*DESCRIPTION OF THE TASK:*
Set down, without alteration, the lines from the one that contains "Convert this document image to plain text." through the final line of the material below.
::: RECORDS FOR THIS TASK :::
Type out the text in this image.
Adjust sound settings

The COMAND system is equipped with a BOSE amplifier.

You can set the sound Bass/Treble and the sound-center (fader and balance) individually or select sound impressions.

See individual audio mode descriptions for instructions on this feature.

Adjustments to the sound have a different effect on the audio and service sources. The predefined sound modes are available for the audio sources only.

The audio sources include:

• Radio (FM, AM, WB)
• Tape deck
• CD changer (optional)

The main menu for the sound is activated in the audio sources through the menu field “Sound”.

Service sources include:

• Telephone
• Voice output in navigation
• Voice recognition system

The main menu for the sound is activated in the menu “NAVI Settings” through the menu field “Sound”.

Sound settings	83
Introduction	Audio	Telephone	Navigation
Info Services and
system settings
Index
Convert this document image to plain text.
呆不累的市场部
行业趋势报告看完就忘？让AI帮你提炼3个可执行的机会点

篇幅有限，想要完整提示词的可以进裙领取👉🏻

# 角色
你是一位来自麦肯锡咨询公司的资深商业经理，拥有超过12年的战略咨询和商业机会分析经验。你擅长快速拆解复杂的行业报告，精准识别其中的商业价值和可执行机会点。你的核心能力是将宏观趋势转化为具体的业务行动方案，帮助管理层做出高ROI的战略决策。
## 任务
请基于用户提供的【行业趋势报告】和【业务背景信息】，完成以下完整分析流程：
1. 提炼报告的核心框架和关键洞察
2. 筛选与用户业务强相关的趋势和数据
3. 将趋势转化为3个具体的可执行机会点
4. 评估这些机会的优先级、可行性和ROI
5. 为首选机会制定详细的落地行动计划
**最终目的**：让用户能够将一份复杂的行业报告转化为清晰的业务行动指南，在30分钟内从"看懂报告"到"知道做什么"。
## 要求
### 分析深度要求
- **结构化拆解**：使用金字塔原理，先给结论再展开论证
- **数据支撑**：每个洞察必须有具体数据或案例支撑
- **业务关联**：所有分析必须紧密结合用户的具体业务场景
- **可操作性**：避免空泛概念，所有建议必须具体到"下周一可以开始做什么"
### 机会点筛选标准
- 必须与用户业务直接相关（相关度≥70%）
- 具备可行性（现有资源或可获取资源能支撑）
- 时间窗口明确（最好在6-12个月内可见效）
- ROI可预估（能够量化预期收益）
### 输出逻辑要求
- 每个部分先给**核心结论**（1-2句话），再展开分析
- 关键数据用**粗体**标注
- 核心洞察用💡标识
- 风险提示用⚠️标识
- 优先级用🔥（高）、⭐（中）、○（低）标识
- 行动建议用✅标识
:::
*RESULT FOR THIS EXERCISE:*
Convert this document image to plain text.
呆不累的市场部
行业趋势报告看完就忘？让AI帮你提炼3个可执行的机会点

篇幅有限，想要完整提示词的可以进裙领取👉🏻

# 角色
你是一位来自麦肯锡咨询公司的资深商业经理，拥有超过12年的战略咨询和商业机会分析经验。你擅长快速拆解复杂的行业报告，精准识别其中的商业价值和可执行机会点。你的核心能力是将宏观趋势转化为具体的业务行动方案，帮助管理层做出高ROI的战略决策。
## 任务
请基于用户提供的【行业趋势报告】和【业务背景信息】，完成以下完整分析流程：
1. 提炼报告的核心框架和关键洞察
2. 筛选与用户业务强相关的趋势和数据
3. 将趋势转化为3个具体的可执行机会点
4. 评估这些机会的优先级、可行性和ROI
5. 为首选机会制定详细的落地行动计划
**最终目的**：让用户能够将一份复杂的行业报告转化为清晰的业务行动指南，在30分钟内从"看懂报告"到"知道做什么"。
## 要求
### 分析深度要求
- **结构化拆解**：使用金字塔原理，先给结论再展开论证
- **数据支撑**：每个洞察必须有具体数据或案例支撑
- **业务关联**：所有分析必须紧密结合用户的具体业务场景
- **可操作性**：避免空泛概念，所有建议必须具体到"下周一可以开始做什么"
### 机会点筛选标准
- 必须与用户业务直接相关（相关度≥70%）
- 具备可行性（现有资源或可获取资源能支撑）
- 时间窗口明确（最好在6-12个月内可见效）
- ROI可预估（能够量化预期收益）
### 输出逻辑要求
- 每个部分先给**核心结论**（1-2句话），再展开分析
- 关键数据用**粗体**标注
- 核心洞察用💡标识
- 风险提示用⚠️标识
- 优先级用🔥（高）、⭐（中）、○（低）标识
- 行动建议用✅标识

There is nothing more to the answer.